→ **Page**:
The Parties do not dispute that the Lease is a “gross proceeds” lease, and thus the royalty base for Hawkins' royalty should be “computed on gross amounts received . . . based on point-of-sale proceeds without deduction of postproduction costs” incurred by Capitan. Yet it's not that simple; the moment Capitan produces the minerals, the captured minerals are immediately diverted into storage tanks on the well pad, from which the minerals are sold and dispensed into the third-party buyers' trucks or other transportation means. So at that point, no postproduction costs.

Doc. 61, Ex. 9 at ¶¶ 6, 12-13 (filed under seal).

But that doesn't mean the postproduction costs for making the captured minerals marketable for downstream sale don't impact Hawkins' royalty base at some point. Indeed, when Capitan sells the captured minerals to a third party, the per-unit price in the third-party sales contract is adjusted downward to account for the costs that the third party will incur for marketing, transporting, or otherwise readying the raw minerals for downstream sale. Put simply, Capitan receives a lower price for the captured minerals-which means a lower royalty base from which Hawkins takes its one-fourth royalty share-because the pricing formula in the third-party contract accounts for the third party's postproduction costs. That is the crux of this case.

→ **Records shown**:
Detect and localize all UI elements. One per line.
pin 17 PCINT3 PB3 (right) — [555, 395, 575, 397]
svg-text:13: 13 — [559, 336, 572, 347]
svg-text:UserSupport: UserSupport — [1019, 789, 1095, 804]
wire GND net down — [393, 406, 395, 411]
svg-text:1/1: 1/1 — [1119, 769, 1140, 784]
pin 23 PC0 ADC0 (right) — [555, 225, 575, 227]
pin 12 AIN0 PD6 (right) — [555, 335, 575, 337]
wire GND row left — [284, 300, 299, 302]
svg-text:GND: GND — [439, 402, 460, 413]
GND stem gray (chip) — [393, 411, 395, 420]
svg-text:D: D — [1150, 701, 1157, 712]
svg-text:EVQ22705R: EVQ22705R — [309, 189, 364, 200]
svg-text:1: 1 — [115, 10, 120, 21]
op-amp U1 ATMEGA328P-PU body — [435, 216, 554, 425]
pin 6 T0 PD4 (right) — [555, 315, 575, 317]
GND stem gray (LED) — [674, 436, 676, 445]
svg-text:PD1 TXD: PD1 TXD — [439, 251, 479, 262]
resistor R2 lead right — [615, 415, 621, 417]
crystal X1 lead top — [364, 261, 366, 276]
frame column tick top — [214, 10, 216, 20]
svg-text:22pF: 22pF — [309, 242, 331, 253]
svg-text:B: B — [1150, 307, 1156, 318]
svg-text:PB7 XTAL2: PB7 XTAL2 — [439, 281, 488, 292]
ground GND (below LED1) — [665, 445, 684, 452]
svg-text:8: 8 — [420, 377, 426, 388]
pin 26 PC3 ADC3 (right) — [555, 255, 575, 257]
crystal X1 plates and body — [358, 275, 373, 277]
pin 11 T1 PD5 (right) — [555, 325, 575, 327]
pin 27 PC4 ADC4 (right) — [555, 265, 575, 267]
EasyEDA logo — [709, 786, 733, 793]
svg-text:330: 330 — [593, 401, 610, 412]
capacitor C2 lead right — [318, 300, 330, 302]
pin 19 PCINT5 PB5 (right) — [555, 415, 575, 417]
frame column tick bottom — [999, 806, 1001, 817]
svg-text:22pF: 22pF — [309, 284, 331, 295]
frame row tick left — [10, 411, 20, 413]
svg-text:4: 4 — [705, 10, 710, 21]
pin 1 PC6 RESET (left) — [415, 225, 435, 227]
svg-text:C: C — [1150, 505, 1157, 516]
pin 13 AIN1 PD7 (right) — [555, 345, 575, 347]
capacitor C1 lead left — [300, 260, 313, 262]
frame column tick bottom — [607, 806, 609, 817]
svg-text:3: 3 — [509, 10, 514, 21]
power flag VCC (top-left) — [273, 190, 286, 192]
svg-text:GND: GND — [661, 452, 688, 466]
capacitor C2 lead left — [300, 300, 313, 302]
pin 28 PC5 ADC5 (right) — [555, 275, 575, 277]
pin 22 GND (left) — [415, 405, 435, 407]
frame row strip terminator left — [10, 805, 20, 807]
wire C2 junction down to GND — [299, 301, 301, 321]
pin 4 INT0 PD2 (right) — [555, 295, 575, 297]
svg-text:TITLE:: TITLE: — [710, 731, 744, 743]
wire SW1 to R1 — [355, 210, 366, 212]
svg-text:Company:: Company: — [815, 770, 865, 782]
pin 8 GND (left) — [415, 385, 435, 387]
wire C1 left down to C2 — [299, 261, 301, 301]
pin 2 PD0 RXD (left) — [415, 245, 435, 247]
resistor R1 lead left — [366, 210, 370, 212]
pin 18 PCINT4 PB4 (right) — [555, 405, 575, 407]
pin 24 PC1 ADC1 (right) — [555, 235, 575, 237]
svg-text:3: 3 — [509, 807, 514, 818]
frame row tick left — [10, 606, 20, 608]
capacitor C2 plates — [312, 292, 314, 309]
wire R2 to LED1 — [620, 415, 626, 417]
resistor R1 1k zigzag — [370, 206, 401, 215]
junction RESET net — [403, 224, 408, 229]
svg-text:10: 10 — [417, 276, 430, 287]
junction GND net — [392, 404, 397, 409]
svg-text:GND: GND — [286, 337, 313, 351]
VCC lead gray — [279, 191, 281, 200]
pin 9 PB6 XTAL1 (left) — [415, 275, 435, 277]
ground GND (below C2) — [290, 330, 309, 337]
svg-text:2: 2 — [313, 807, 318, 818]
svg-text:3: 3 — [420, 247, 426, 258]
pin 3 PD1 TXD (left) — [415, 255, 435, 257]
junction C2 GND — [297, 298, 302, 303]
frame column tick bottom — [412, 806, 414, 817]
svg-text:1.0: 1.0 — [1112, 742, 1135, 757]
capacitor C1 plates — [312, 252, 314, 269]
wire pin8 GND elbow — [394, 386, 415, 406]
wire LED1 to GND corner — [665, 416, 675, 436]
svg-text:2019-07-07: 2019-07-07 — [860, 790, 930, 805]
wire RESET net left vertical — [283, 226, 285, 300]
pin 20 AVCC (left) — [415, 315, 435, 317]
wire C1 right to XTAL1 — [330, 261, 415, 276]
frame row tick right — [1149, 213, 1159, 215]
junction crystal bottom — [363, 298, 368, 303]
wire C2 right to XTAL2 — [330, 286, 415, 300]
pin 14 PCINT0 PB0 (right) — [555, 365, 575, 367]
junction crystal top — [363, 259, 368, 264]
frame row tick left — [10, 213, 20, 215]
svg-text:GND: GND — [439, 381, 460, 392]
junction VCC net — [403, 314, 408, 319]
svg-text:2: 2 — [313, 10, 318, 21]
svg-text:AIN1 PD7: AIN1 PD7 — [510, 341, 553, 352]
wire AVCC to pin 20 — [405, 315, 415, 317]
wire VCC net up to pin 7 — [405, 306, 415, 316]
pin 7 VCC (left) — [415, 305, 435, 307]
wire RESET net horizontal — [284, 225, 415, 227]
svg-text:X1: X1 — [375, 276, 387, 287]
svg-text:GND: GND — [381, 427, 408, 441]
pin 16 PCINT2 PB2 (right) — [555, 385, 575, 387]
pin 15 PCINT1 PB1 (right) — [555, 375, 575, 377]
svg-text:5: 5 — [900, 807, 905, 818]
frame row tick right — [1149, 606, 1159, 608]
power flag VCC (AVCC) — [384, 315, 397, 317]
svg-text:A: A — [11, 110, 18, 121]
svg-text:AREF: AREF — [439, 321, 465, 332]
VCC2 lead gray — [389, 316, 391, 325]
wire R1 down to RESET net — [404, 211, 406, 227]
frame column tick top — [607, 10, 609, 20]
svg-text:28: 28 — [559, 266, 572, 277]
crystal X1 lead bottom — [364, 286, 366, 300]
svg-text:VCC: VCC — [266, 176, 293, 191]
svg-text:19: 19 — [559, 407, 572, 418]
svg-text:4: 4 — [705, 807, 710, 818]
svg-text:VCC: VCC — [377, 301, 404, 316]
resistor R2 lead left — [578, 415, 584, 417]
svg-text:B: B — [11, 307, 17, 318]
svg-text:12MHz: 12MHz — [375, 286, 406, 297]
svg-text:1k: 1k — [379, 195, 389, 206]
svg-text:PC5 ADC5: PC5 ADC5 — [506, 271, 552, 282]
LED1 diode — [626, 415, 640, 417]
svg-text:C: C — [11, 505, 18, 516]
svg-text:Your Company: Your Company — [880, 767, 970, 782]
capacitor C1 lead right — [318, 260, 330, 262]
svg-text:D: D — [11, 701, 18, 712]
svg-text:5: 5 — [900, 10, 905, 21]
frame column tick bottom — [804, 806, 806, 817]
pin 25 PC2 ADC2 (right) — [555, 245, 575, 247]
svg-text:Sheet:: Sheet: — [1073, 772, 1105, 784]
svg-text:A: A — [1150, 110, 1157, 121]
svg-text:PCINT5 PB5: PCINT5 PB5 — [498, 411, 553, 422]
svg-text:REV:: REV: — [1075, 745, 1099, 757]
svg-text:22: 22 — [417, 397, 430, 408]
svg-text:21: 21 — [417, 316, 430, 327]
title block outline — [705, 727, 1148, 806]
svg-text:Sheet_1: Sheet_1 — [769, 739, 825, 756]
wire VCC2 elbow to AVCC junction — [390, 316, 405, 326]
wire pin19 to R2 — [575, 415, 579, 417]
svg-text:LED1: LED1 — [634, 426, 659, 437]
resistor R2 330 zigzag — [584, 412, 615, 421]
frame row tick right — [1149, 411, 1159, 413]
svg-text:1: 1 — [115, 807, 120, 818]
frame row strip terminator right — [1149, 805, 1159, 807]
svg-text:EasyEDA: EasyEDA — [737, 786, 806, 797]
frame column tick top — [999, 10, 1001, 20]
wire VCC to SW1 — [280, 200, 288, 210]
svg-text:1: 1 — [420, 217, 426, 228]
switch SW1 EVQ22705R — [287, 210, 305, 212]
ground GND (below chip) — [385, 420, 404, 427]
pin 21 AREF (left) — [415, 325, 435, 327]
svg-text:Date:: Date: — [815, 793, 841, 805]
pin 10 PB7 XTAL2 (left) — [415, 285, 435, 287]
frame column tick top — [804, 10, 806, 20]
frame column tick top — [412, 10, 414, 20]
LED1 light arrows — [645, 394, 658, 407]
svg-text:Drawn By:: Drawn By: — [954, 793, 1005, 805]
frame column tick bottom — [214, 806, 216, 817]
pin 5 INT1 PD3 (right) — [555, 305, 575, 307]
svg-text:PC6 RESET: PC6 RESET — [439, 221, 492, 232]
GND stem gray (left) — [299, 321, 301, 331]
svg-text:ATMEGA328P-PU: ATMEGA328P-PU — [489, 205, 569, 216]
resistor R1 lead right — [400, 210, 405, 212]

---

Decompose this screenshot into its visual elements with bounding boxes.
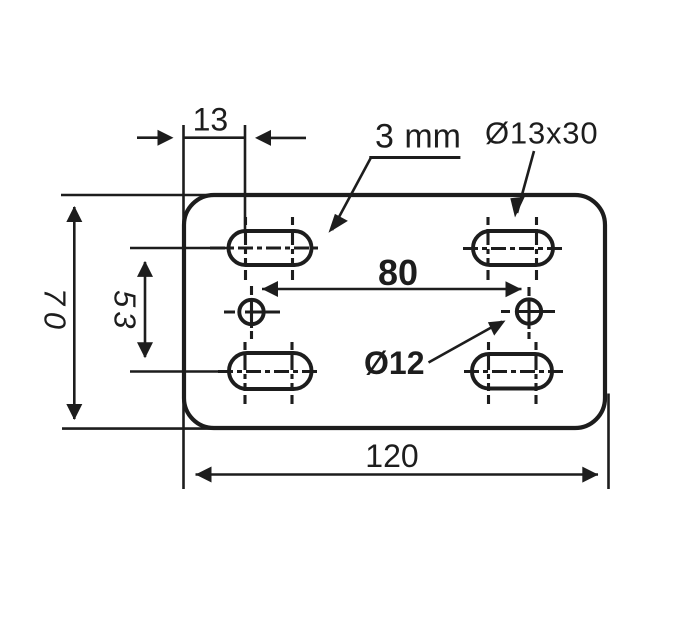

→ **Written request 1**:
Answer these questions from the royalty passage:
(a) What type of lease do the Parties agree the Lease is?
(b) Where are the captured minerals diverted as soon as Capitan produces them?
(c) What share of the royalty base does Hawkins take?
→ **Written request 2**: Quote the royalty passage from "But that doesn't" to "of this case.".

→ **Task result 1**:
(a) A "gross proceeds" lease.
(b) Into storage tanks on the well pad.
(c) A one-fourth royalty share.

→ **Task result 2**:
But that doesn't mean the postproduction costs for making the captured minerals marketable for downstream sale don't impact Hawkins' royalty base at some point. Indeed, when Capitan sells the captured minerals to a third party, the per-unit price in the third-party sales contract is adjusted downward to account for the costs that the third party will incur for marketing, transporting, or otherwise readying the raw minerals for downstream sale. Put simply, Capitan receives a lower price for the captured minerals-which means a lower royalty base from which Hawkins takes its one-fourth royalty share-because the pricing formula in the third-party contract accounts for the third party's postproduction costs. That is the crux of this case.